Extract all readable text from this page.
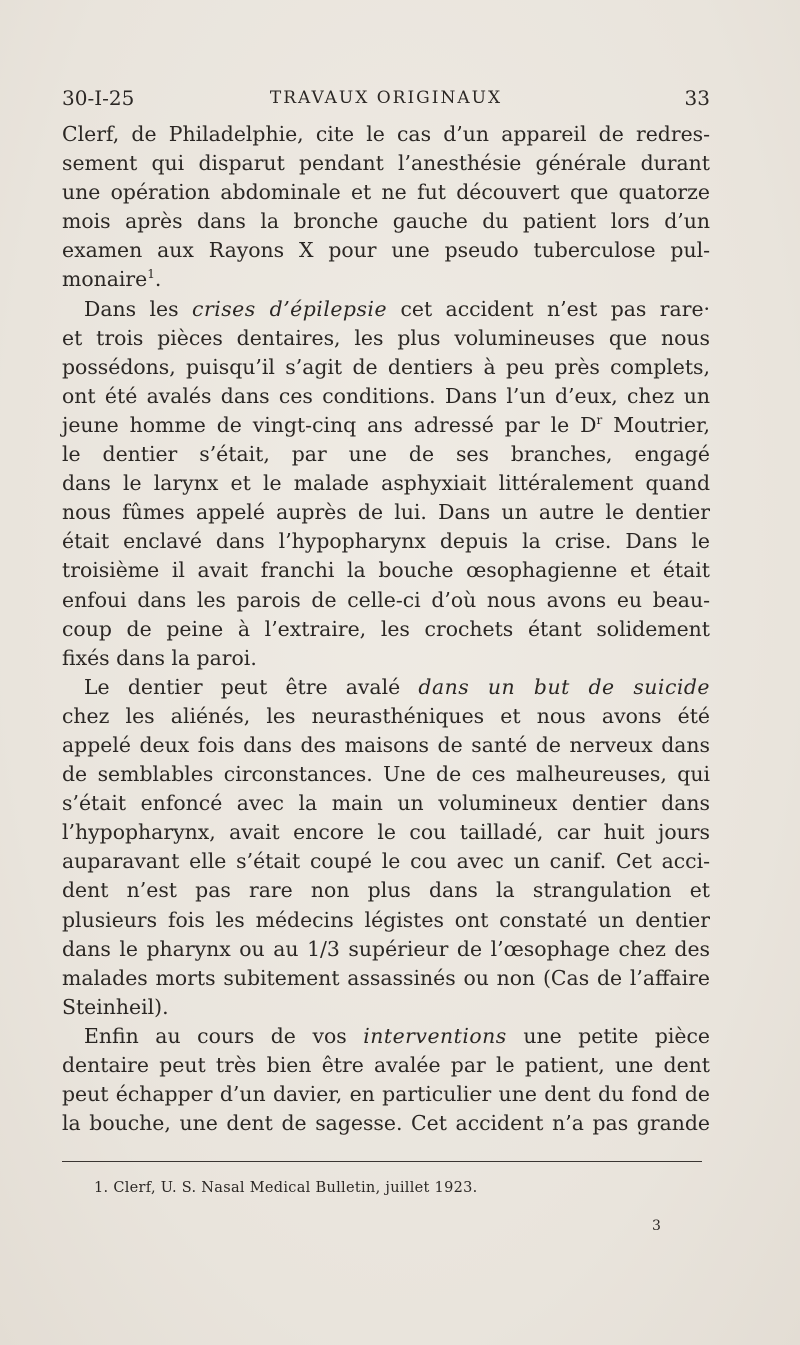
30-I-25	TRAVAUX ORIGINAUX	33

Clerf, de Philadelphie, cite le cas d’un appareil de redres-
sement qui disparut pendant l’anesthésie générale durant
une opération abdominale et ne fut découvert que quatorze
mois après dans la bronche gauche du patient lors d’un
examen aux Rayons X pour une pseudo tuberculose pul-
monaire$^1$.

Dans les crises d’épilepsie cet accident n’est pas rare·
et trois pièces dentaires, les plus volumineuses que nous
possédons, puisqu’il s’agit de dentiers à peu près complets,
ont été avalés dans ces conditions. Dans l’un d’eux, chez un
jeune homme de vingt-cinq ans adressé par le $D^r$ Moutrier,
le dentier s’était, par une de ses branches, engagé
dans le larynx et le malade asphyxiait littéralement quand
nous fûmes appelé auprès de lui. Dans un autre le dentier
était enclavé dans l’hypopharynx depuis la crise. Dans le
troisième il avait franchi la bouche œsophagienne et était
enfoui dans les parois de celle-ci d’où nous avons eu beau-
coup de peine à l’extraire, les crochets étant solidement
fixés dans la paroi.

Le dentier peut être avalé dans un but de suicide
chez les aliénés, les neurasthéniques et nous avons été
appelé deux fois dans des maisons de santé de nerveux dans
de semblables circonstances. Une de ces malheureuses, qui
s’était enfoncé avec la main un volumineux dentier dans
l’hypopharynx, avait encore le cou tailladé, car huit jours
auparavant elle s’était coupé le cou avec un canif. Cet acci-
dent n’est pas rare non plus dans la strangulation et
plusieurs fois les médecins légistes ont constaté un dentier
dans le pharynx ou au 1/3 supérieur de l’œsophage chez des
malades morts subitement assassinés ou non (Cas de l’affaire
Steinheil).

Enfin au cours de vos interventions une petite pièce
dentaire peut très bien être avalée par le patient, une dent
peut échapper d’un davier, en particulier une dent du fond de
la bouche, une dent de sagesse. Cet accident n’a pas grande

1. Clerf, U. S. Nasal Medical Bulletin, juillet 1923.
3
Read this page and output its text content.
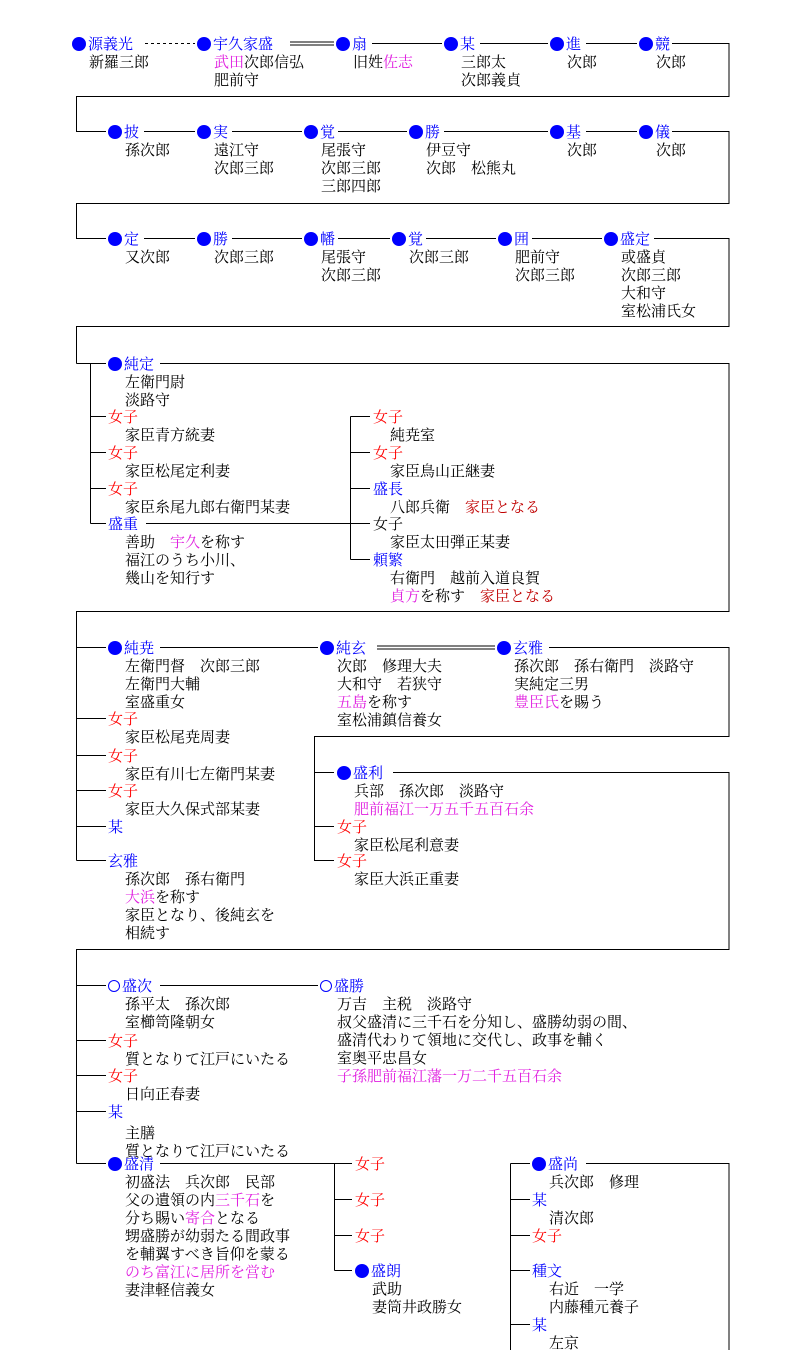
源義光
新羅三郎
宇久家盛
武田次郎信弘
肥前守
扇
旧姓佐志
某
三郎太
次郎義貞
進
次郎
競
次郎
披
孫次郎
実
遠江守
次郎三郎
覚
尾張守
次郎三郎
三郎四郎
勝
伊豆守
次郎　松熊丸
基
次郎
儀
次郎
定
又次郎
勝
次郎三郎
幡
尾張守
次郎三郎
覚
次郎三郎
囲
肥前守
次郎三郎
盛定
或盛貞
次郎三郎
大和守
室松浦氏女
純定
左衛門尉
淡路守
女子
家臣青方統妻
女子
家臣松尾定利妻
女子
家臣糸尾九郎右衛門某妻
盛重
善助　宇久を称す
福江のうち小川、
幾山を知行す
女子
純尭室
女子
家臣鳥山正継妻
盛長
八郎兵衛　家臣となる
女子
家臣太田弾正某妻
頼繁
右衛門　越前入道良賀
貞方を称す　家臣となる
純尭
左衛門督　次郎三郎
左衛門大輔
室盛重女
純玄
次郎　修理大夫
大和守　若狭守
五島を称す
室松浦鎮信養女
玄雅
孫次郎　孫右衛門　淡路守
実純定三男
豊臣氏を賜う
女子
家臣松尾尭周妻
女子
家臣有川七左衛門某妻
女子
家臣大久保式部某妻
某
玄雅
孫次郎　孫右衛門
大浜を称す
家臣となり、後純玄を
相続す
盛利
兵部　孫次郎　淡路守
肥前福江一万五千五百石余
女子
家臣松尾利意妻
女子
家臣大浜正重妻
盛次
孫平太　孫次郎
室櫛笥隆朝女
盛勝
万吉　主税　淡路守
叔父盛清に三千石を分知し、盛勝幼弱の間、
盛清代わりて領地に交代し、政事を輔く
室奥平忠昌女
子孫肥前福江藩一万二千五百石余
女子
質となりて江戸にいたる
女子
日向正春妻
某
主膳
質となりて江戸にいたる
盛清
初盛法　兵次郎　民部
父の遺領の内三千石を
分ち賜い寄合となる
甥盛勝が幼弱たる間政事
を輔翼すべき旨仰を蒙る
のち富江に居所を営む
妻津軽信義女
女子
女子
女子
盛朗
武助
妻筒井政勝女
盛尚
兵次郎　修理
某
清次郎
女子
種文
右近　一学
内藤種元養子
某
左京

→ **STATED PROBLEM**: Skip the pictures, then retype every line above exactly.

→ **FINISHED ANSWER**:
Extract all readable text from this page.
30-I-25	TRAVAUX ORIGINAUX	33

Clerf, de Philadelphie, cite le cas d’un appareil de redres-
sement qui disparut pendant l’anesthésie générale durant
une opération abdominale et ne fut découvert que quatorze
mois après dans la bronche gauche du patient lors d’un
examen aux Rayons X pour une pseudo tuberculose pul-
monaire$^1$.

Dans les crises d’épilepsie cet accident n’est pas rare·
et trois pièces dentaires, les plus volumineuses que nous
possédons, puisqu’il s’agit de dentiers à peu près complets,
ont été avalés dans ces conditions. Dans l’un d’eux, chez un
jeune homme de vingt-cinq ans adressé par le $D^r$ Moutrier,
le dentier s’était, par une de ses branches, engagé
dans le larynx et le malade asphyxiait littéralement quand
nous fûmes appelé auprès de lui. Dans un autre le dentier
était enclavé dans l’hypopharynx depuis la crise. Dans le
troisième il avait franchi la bouche œsophagienne et était
enfoui dans les parois de celle-ci d’où nous avons eu beau-
coup de peine à l’extraire, les crochets étant solidement
fixés dans la paroi.

Le dentier peut être avalé dans un but de suicide
chez les aliénés, les neurasthéniques et nous avons été
appelé deux fois dans des maisons de santé de nerveux dans
de semblables circonstances. Une de ces malheureuses, qui
s’était enfoncé avec la main un volumineux dentier dans
l’hypopharynx, avait encore le cou tailladé, car huit jours
auparavant elle s’était coupé le cou avec un canif. Cet acci-
dent n’est pas rare non plus dans la strangulation et
plusieurs fois les médecins légistes ont constaté un dentier
dans le pharynx ou au 1/3 supérieur de l’œsophage chez des
malades morts subitement assassinés ou non (Cas de l’affaire
Steinheil).

Enfin au cours de vos interventions une petite pièce
dentaire peut très bien être avalée par le patient, une dent
peut échapper d’un davier, en particulier une dent du fond de
la bouche, une dent de sagesse. Cet accident n’a pas grande

1. Clerf, U. S. Nasal Medical Bulletin, juillet 1923.
3
Read this page and output its text content.
源義光
新羅三郎
宇久家盛
武田次郎信弘
肥前守
扇
旧姓佐志
某
三郎太
次郎義貞
進
次郎
競
次郎
披
孫次郎
実
遠江守
次郎三郎
覚
尾張守
次郎三郎
三郎四郎
勝
伊豆守
次郎　松熊丸
基
次郎
儀
次郎
定
又次郎
勝
次郎三郎
幡
尾張守
次郎三郎
覚
次郎三郎
囲
肥前守
次郎三郎
盛定
或盛貞
次郎三郎
大和守
室松浦氏女
純定
左衛門尉
淡路守
女子
家臣青方統妻
女子
家臣松尾定利妻
女子
家臣糸尾九郎右衛門某妻
盛重
善助　宇久を称す
福江のうち小川、
幾山を知行す
女子
純尭室
女子
家臣鳥山正継妻
盛長
八郎兵衛　家臣となる
女子
家臣太田弾正某妻
頼繁
右衛門　越前入道良賀
貞方を称す　家臣となる
純尭
左衛門督　次郎三郎
左衛門大輔
室盛重女
純玄
次郎　修理大夫
大和守　若狭守
五島を称す
室松浦鎮信養女
玄雅
孫次郎　孫右衛門　淡路守
実純定三男
豊臣氏を賜う
女子
家臣松尾尭周妻
女子
家臣有川七左衛門某妻
女子
家臣大久保式部某妻
某
玄雅
孫次郎　孫右衛門
大浜を称す
家臣となり、後純玄を
相続す
盛利
兵部　孫次郎　淡路守
肥前福江一万五千五百石余
女子
家臣松尾利意妻
女子
家臣大浜正重妻
盛次
孫平太　孫次郎
室櫛笥隆朝女
盛勝
万吉　主税　淡路守
叔父盛清に三千石を分知し、盛勝幼弱の間、
盛清代わりて領地に交代し、政事を輔く
室奥平忠昌女
子孫肥前福江藩一万二千五百石余
女子
質となりて江戸にいたる
女子
日向正春妻
某
主膳
質となりて江戸にいたる
盛清
初盛法　兵次郎　民部
父の遺領の内三千石を
分ち賜い寄合となる
甥盛勝が幼弱たる間政事
を輔翼すべき旨仰を蒙る
のち富江に居所を営む
妻津軽信義女
女子
女子
女子
盛朗
武助
妻筒井政勝女
盛尚
兵次郎　修理
某
清次郎
女子
種文
右近　一学
内藤種元養子
某
左京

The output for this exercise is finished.